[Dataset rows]
· · · · ·
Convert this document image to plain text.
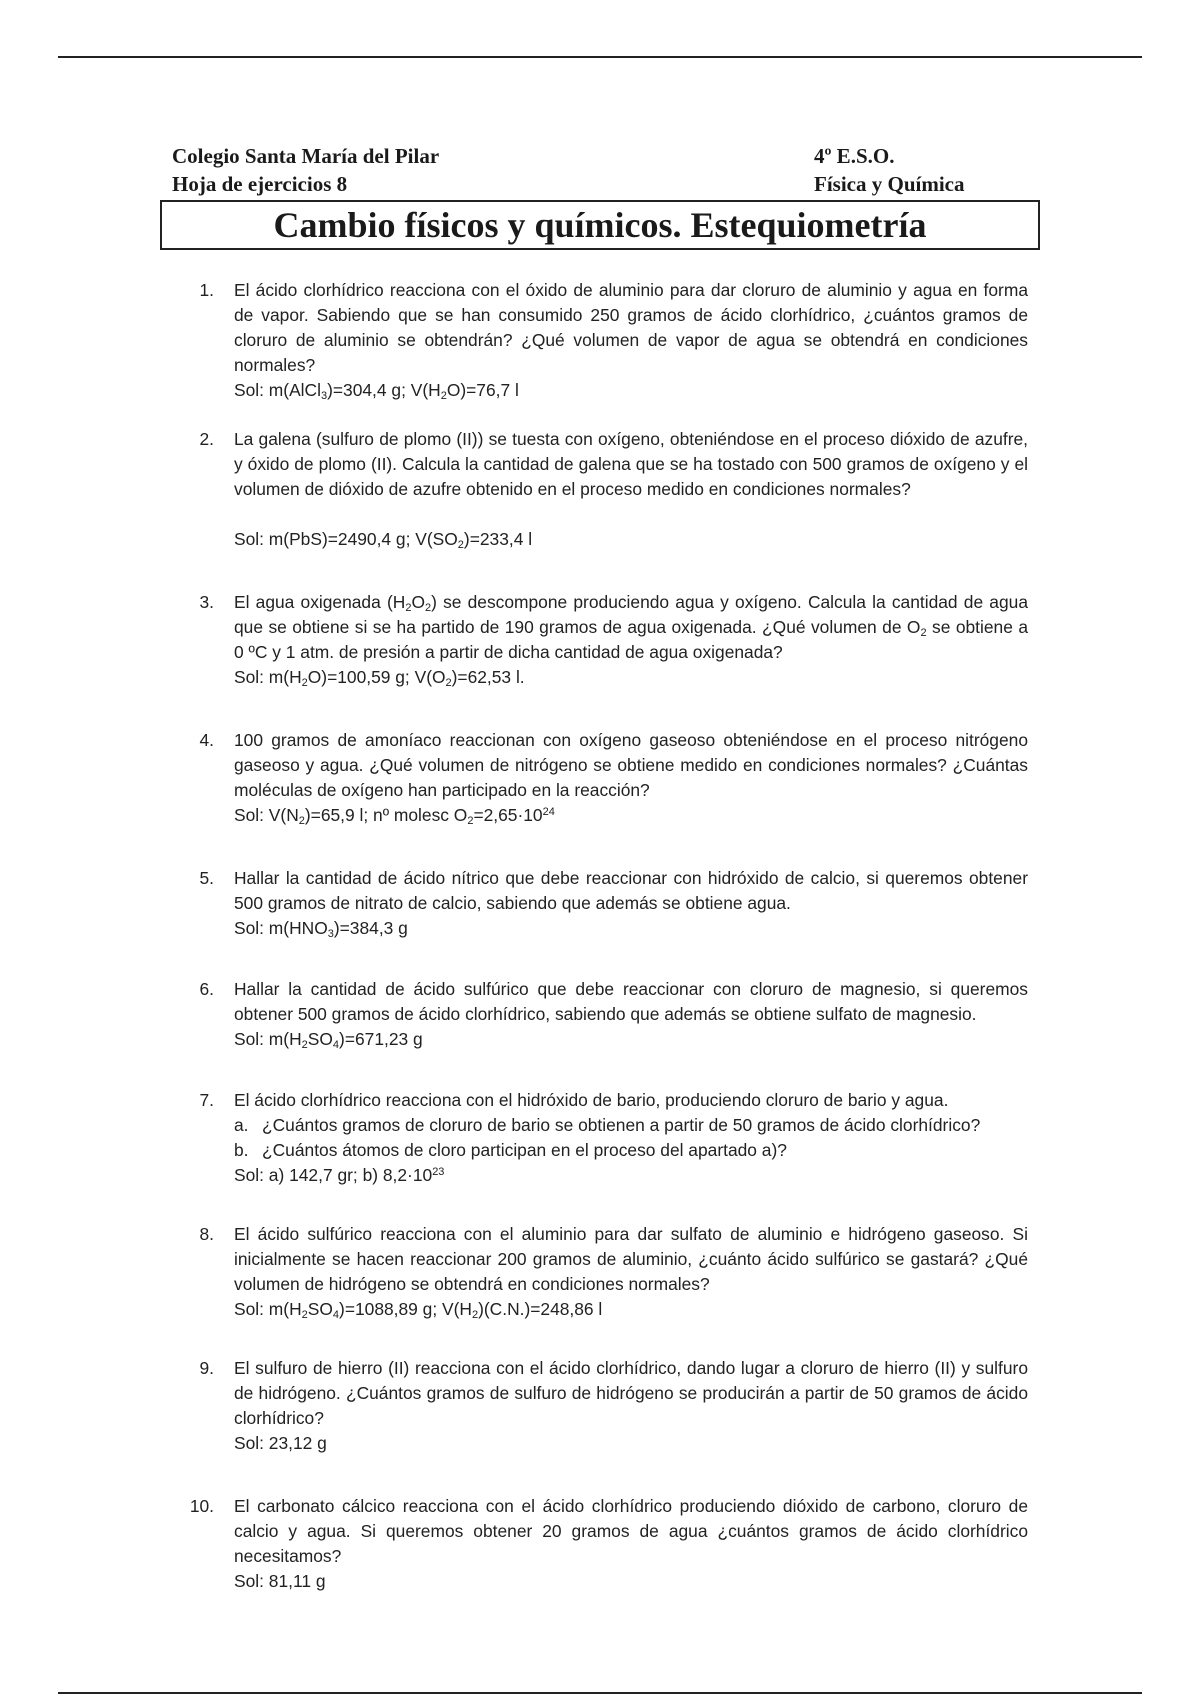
Colegio Santa María del Pilar	4º E.S.O.
Hoja de ejercicios 8	Física y Química
Cambio físicos y químicos. Estequiometría
1.	El ácido clorhídrico reacciona con el óxido de aluminio para dar cloruro de aluminio y agua en forma de vapor. Sabiendo que se han consumido 250 gramos de ácido clorhídrico, ¿cuántos gramos de cloruro de aluminio se obtendrán? ¿Qué volumen de vapor de agua se obtendrá en condiciones normales?

Sol: m(AlCl$_3$)=304,4 g; $V(H_2O)=76,7$ l

2.	La galena (sulfuro de plomo (II)) se tuesta con oxígeno, obteniéndose en el proceso dióxido de azufre, y óxido de plomo (II). Calcula la cantidad de galena que se ha tostado con 500 gramos de oxígeno y el volumen de dióxido de azufre obtenido en el proceso medido en condiciones normales?

Sol: m(PbS)=2490,4 g; $V(SO_2)=233,4$ l

3.	El agua oxigenada $(H_2O_2)$ se descompone produciendo agua y oxígeno. Calcula la cantidad de agua que se obtiene si se ha partido de 190 gramos de agua oxigenada. ¿Qué volumen de $O_2$ se obtiene a 0 ºC y 1 atm. de presión a partir de dicha cantidad de agua oxigenada?

Sol: $m(H_2O)=100,59$ g; $V(O_2)=62,53$ l.

4.	100 gramos de amoníaco reaccionan con oxígeno gaseoso obteniéndose en el proceso nitrógeno gaseoso y agua. ¿Qué volumen de nitrógeno se obtiene medido en condiciones normales? ¿Cuántas moléculas de oxígeno han participado en la reacción?

Sol: $V(N_2)=65,9$ l; nº molesc $O_2=2,65\cdot 10^{24}$

5.	Hallar la cantidad de ácido nítrico que debe reaccionar con hidróxido de calcio, si queremos obtener 500 gramos de nitrato de calcio, sabiendo que además se obtiene agua.

Sol: $m(HNO_3)=384,3$ g

6.	Hallar la cantidad de ácido sulfúrico que debe reaccionar con cloruro de magnesio, si queremos obtener 500 gramos de ácido clorhídrico, sabiendo que además se obtiene sulfato de magnesio.

Sol: $m(H_2SO_4)=671,23$ g

7.	El ácido clorhídrico reacciona con el hidróxido de bario, produciendo cloruro de bario y agua.

a. ¿Cuántos gramos de cloruro de bario se obtienen a partir de 50 gramos de ácido clorhídrico?
b. ¿Cuántos átomos de cloro participan en el proceso del apartado a)?

Sol: a) 142,7 gr; b) $8,2\cdot 10^{23}$

8.	El ácido sulfúrico reacciona con el aluminio para dar sulfato de aluminio e hidrógeno gaseoso. Si inicialmente se hacen reaccionar 200 gramos de aluminio, ¿cuánto ácido sulfúrico se gastará? ¿Qué volumen de hidrógeno se obtendrá en condiciones normales?

Sol: $m(H_2SO_4)=1088,89$ g; $V(H_2)(C.N.)=248,86$ l

9.	El sulfuro de hierro (II) reacciona con el ácido clorhídrico, dando lugar a cloruro de hierro (II) y sulfuro de hidrógeno. ¿Cuántos gramos de sulfuro de hidrógeno se producirán a partir de 50 gramos de ácido clorhídrico?

Sol: 23,12 g

10.	El carbonato cálcico reacciona con el ácido clorhídrico produciendo dióxido de carbono, cloruro de calcio y agua. Si queremos obtener 20 gramos de agua ¿cuántos gramos de ácido clorhídrico necesitamos?

Sol: 81,11 g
· · · · ·
» GIVEN TASK
Transcribe the full listing above exactly as it stands, minus the pictures.

» SOLUTION TO THIS EXERCISE
Convert this document image to plain text.
Colegio Santa María del Pilar	4º E.S.O.
Hoja de ejercicios 8	Física y Química
Cambio físicos y químicos. Estequiometría
1.	El ácido clorhídrico reacciona con el óxido de aluminio para dar cloruro de aluminio y agua en forma de vapor. Sabiendo que se han consumido 250 gramos de ácido clorhídrico, ¿cuántos gramos de cloruro de aluminio se obtendrán? ¿Qué volumen de vapor de agua se obtendrá en condiciones normales?

Sol: m(AlCl$_3$)=304,4 g; $V(H_2O)=76,7$ l

2.	La galena (sulfuro de plomo (II)) se tuesta con oxígeno, obteniéndose en el proceso dióxido de azufre, y óxido de plomo (II). Calcula la cantidad de galena que se ha tostado con 500 gramos de oxígeno y el volumen de dióxido de azufre obtenido en el proceso medido en condiciones normales?

Sol: m(PbS)=2490,4 g; $V(SO_2)=233,4$ l

3.	El agua oxigenada $(H_2O_2)$ se descompone produciendo agua y oxígeno. Calcula la cantidad de agua que se obtiene si se ha partido de 190 gramos de agua oxigenada. ¿Qué volumen de $O_2$ se obtiene a 0 ºC y 1 atm. de presión a partir de dicha cantidad de agua oxigenada?

Sol: $m(H_2O)=100,59$ g; $V(O_2)=62,53$ l.

4.	100 gramos de amoníaco reaccionan con oxígeno gaseoso obteniéndose en el proceso nitrógeno gaseoso y agua. ¿Qué volumen de nitrógeno se obtiene medido en condiciones normales? ¿Cuántas moléculas de oxígeno han participado en la reacción?

Sol: $V(N_2)=65,9$ l; nº molesc $O_2=2,65\cdot 10^{24}$

5.	Hallar la cantidad de ácido nítrico que debe reaccionar con hidróxido de calcio, si queremos obtener 500 gramos de nitrato de calcio, sabiendo que además se obtiene agua.

Sol: $m(HNO_3)=384,3$ g

6.	Hallar la cantidad de ácido sulfúrico que debe reaccionar con cloruro de magnesio, si queremos obtener 500 gramos de ácido clorhídrico, sabiendo que además se obtiene sulfato de magnesio.

Sol: $m(H_2SO_4)=671,23$ g

7.	El ácido clorhídrico reacciona con el hidróxido de bario, produciendo cloruro de bario y agua.

a. ¿Cuántos gramos de cloruro de bario se obtienen a partir de 50 gramos de ácido clorhídrico?
b. ¿Cuántos átomos de cloro participan en el proceso del apartado a)?

Sol: a) 142,7 gr; b) $8,2\cdot 10^{23}$

8.	El ácido sulfúrico reacciona con el aluminio para dar sulfato de aluminio e hidrógeno gaseoso. Si inicialmente se hacen reaccionar 200 gramos de aluminio, ¿cuánto ácido sulfúrico se gastará? ¿Qué volumen de hidrógeno se obtendrá en condiciones normales?

Sol: $m(H_2SO_4)=1088,89$ g; $V(H_2)(C.N.)=248,86$ l

9.	El sulfuro de hierro (II) reacciona con el ácido clorhídrico, dando lugar a cloruro de hierro (II) y sulfuro de hidrógeno. ¿Cuántos gramos de sulfuro de hidrógeno se producirán a partir de 50 gramos de ácido clorhídrico?

Sol: 23,12 g

10.	El carbonato cálcico reacciona con el ácido clorhídrico produciendo dióxido de carbono, cloruro de calcio y agua. Si queremos obtener 20 gramos de agua ¿cuántos gramos de ácido clorhídrico necesitamos?

Sol: 81,11 g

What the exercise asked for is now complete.